§ What needs to be done
Output the entire listing without altering anything.

§ Material provided
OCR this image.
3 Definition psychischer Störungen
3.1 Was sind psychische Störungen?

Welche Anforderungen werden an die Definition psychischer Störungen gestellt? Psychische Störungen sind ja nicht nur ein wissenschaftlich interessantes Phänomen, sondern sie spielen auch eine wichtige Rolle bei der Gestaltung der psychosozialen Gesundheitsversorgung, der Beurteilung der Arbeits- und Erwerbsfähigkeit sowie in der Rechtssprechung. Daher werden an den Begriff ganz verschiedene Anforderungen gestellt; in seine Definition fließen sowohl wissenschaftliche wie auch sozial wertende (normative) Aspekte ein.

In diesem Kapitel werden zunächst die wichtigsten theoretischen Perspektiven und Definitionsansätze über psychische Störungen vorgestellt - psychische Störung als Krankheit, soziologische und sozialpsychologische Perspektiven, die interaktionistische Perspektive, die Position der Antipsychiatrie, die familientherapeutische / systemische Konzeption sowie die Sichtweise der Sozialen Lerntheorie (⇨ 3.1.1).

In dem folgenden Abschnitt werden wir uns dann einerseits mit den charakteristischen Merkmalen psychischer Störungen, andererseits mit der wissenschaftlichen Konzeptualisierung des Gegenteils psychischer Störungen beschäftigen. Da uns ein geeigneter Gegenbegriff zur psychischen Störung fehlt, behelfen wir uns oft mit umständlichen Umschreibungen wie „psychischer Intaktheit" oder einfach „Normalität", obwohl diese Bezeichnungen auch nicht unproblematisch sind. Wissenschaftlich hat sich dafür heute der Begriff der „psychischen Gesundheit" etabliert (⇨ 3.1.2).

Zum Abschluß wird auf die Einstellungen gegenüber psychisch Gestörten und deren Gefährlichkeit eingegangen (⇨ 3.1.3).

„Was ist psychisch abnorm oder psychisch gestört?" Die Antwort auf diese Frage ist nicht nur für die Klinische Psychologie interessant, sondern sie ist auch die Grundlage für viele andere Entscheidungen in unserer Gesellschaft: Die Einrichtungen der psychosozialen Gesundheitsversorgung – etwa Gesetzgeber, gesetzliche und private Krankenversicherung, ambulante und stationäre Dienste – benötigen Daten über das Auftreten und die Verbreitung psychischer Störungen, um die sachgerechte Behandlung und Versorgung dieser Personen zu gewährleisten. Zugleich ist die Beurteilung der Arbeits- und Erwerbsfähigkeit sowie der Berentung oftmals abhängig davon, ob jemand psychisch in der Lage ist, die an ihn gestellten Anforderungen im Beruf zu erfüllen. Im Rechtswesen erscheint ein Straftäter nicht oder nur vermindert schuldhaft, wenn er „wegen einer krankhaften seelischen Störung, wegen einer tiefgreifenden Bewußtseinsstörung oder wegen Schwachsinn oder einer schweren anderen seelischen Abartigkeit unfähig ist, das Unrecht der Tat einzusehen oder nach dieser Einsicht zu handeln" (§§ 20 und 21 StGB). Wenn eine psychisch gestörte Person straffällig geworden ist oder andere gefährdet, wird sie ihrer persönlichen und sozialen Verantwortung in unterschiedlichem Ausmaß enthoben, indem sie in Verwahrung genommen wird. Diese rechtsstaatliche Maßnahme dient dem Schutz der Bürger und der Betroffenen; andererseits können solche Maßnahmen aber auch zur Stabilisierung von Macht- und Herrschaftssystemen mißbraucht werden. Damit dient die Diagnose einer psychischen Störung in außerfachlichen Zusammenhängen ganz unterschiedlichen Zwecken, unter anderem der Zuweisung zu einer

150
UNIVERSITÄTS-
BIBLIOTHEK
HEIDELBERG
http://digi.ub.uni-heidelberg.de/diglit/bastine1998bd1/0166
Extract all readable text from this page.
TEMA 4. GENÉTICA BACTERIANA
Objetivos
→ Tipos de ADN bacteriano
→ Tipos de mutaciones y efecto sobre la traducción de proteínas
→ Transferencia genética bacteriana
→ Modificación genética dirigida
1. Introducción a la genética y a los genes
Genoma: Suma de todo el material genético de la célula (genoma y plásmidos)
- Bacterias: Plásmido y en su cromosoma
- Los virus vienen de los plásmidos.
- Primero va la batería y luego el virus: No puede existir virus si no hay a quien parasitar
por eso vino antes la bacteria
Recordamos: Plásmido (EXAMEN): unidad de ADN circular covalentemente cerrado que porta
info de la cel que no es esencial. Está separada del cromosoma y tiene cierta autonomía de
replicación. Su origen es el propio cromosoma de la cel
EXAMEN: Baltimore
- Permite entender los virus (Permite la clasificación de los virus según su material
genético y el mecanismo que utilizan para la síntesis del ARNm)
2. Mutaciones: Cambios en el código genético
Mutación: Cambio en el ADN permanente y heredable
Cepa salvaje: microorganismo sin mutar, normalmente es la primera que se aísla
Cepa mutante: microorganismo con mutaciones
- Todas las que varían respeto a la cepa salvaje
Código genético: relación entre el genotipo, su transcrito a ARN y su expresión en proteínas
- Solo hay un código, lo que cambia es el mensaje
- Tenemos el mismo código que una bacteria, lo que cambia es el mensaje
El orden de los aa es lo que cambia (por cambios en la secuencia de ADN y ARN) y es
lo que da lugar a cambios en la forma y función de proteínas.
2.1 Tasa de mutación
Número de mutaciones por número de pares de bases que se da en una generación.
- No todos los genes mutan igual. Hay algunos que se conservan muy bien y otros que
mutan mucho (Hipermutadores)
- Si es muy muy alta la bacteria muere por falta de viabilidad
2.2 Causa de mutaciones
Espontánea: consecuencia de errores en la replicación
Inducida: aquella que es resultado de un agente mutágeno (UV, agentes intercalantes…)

§ Expected answer
OCR this image.
3 Definition psychischer Störungen
3.1 Was sind psychische Störungen?

Welche Anforderungen werden an die Definition psychischer Störungen gestellt? Psychische Störungen sind ja nicht nur ein wissenschaftlich interessantes Phänomen, sondern sie spielen auch eine wichtige Rolle bei der Gestaltung der psychosozialen Gesundheitsversorgung, der Beurteilung der Arbeits- und Erwerbsfähigkeit sowie in der Rechtssprechung. Daher werden an den Begriff ganz verschiedene Anforderungen gestellt; in seine Definition fließen sowohl wissenschaftliche wie auch sozial wertende (normative) Aspekte ein.

In diesem Kapitel werden zunächst die wichtigsten theoretischen Perspektiven und Definitionsansätze über psychische Störungen vorgestellt - psychische Störung als Krankheit, soziologische und sozialpsychologische Perspektiven, die interaktionistische Perspektive, die Position der Antipsychiatrie, die familientherapeutische / systemische Konzeption sowie die Sichtweise der Sozialen Lerntheorie (⇨ 3.1.1).

In dem folgenden Abschnitt werden wir uns dann einerseits mit den charakteristischen Merkmalen psychischer Störungen, andererseits mit der wissenschaftlichen Konzeptualisierung des Gegenteils psychischer Störungen beschäftigen. Da uns ein geeigneter Gegenbegriff zur psychischen Störung fehlt, behelfen wir uns oft mit umständlichen Umschreibungen wie „psychischer Intaktheit" oder einfach „Normalität", obwohl diese Bezeichnungen auch nicht unproblematisch sind. Wissenschaftlich hat sich dafür heute der Begriff der „psychischen Gesundheit" etabliert (⇨ 3.1.2).

Zum Abschluß wird auf die Einstellungen gegenüber psychisch Gestörten und deren Gefährlichkeit eingegangen (⇨ 3.1.3).

„Was ist psychisch abnorm oder psychisch gestört?" Die Antwort auf diese Frage ist nicht nur für die Klinische Psychologie interessant, sondern sie ist auch die Grundlage für viele andere Entscheidungen in unserer Gesellschaft: Die Einrichtungen der psychosozialen Gesundheitsversorgung – etwa Gesetzgeber, gesetzliche und private Krankenversicherung, ambulante und stationäre Dienste – benötigen Daten über das Auftreten und die Verbreitung psychischer Störungen, um die sachgerechte Behandlung und Versorgung dieser Personen zu gewährleisten. Zugleich ist die Beurteilung der Arbeits- und Erwerbsfähigkeit sowie der Berentung oftmals abhängig davon, ob jemand psychisch in der Lage ist, die an ihn gestellten Anforderungen im Beruf zu erfüllen. Im Rechtswesen erscheint ein Straftäter nicht oder nur vermindert schuldhaft, wenn er „wegen einer krankhaften seelischen Störung, wegen einer tiefgreifenden Bewußtseinsstörung oder wegen Schwachsinn oder einer schweren anderen seelischen Abartigkeit unfähig ist, das Unrecht der Tat einzusehen oder nach dieser Einsicht zu handeln" (§§ 20 und 21 StGB). Wenn eine psychisch gestörte Person straffällig geworden ist oder andere gefährdet, wird sie ihrer persönlichen und sozialen Verantwortung in unterschiedlichem Ausmaß enthoben, indem sie in Verwahrung genommen wird. Diese rechtsstaatliche Maßnahme dient dem Schutz der Bürger und der Betroffenen; andererseits können solche Maßnahmen aber auch zur Stabilisierung von Macht- und Herrschaftssystemen mißbraucht werden. Damit dient die Diagnose einer psychischen Störung in außerfachlichen Zusammenhängen ganz unterschiedlichen Zwecken, unter anderem der Zuweisung zu einer

150
UNIVERSITÄTS-
BIBLIOTHEK
HEIDELBERG
http://digi.ub.uni-heidelberg.de/diglit/bastine1998bd1/0166
Extract all readable text from this page.
TEMA 4. GENÉTICA BACTERIANA
Objetivos
→ Tipos de ADN bacteriano
→ Tipos de mutaciones y efecto sobre la traducción de proteínas
→ Transferencia genética bacteriana
→ Modificación genética dirigida
1. Introducción a la genética y a los genes
Genoma: Suma de todo el material genético de la célula (genoma y plásmidos)
- Bacterias: Plásmido y en su cromosoma
- Los virus vienen de los plásmidos.
- Primero va la batería y luego el virus: No puede existir virus si no hay a quien parasitar
por eso vino antes la bacteria
Recordamos: Plásmido (EXAMEN): unidad de ADN circular covalentemente cerrado que porta
info de la cel que no es esencial. Está separada del cromosoma y tiene cierta autonomía de
replicación. Su origen es el propio cromosoma de la cel
EXAMEN: Baltimore
- Permite entender los virus (Permite la clasificación de los virus según su material
genético y el mecanismo que utilizan para la síntesis del ARNm)
2. Mutaciones: Cambios en el código genético
Mutación: Cambio en el ADN permanente y heredable
Cepa salvaje: microorganismo sin mutar, normalmente es la primera que se aísla
Cepa mutante: microorganismo con mutaciones
- Todas las que varían respeto a la cepa salvaje
Código genético: relación entre el genotipo, su transcrito a ARN y su expresión en proteínas
- Solo hay un código, lo que cambia es el mensaje
- Tenemos el mismo código que una bacteria, lo que cambia es el mensaje
El orden de los aa es lo que cambia (por cambios en la secuencia de ADN y ARN) y es
lo que da lugar a cambios en la forma y función de proteínas.
2.1 Tasa de mutación
Número de mutaciones por número de pares de bases que se da en una generación.
- No todos los genes mutan igual. Hay algunos que se conservan muy bien y otros que
mutan mucho (Hipermutadores)
- Si es muy muy alta la bacteria muere por falta de viabilidad
2.2 Causa de mutaciones
Espontánea: consecuencia de errores en la replicación
Inducida: aquella que es resultado de un agente mutágeno (UV, agentes intercalantes…)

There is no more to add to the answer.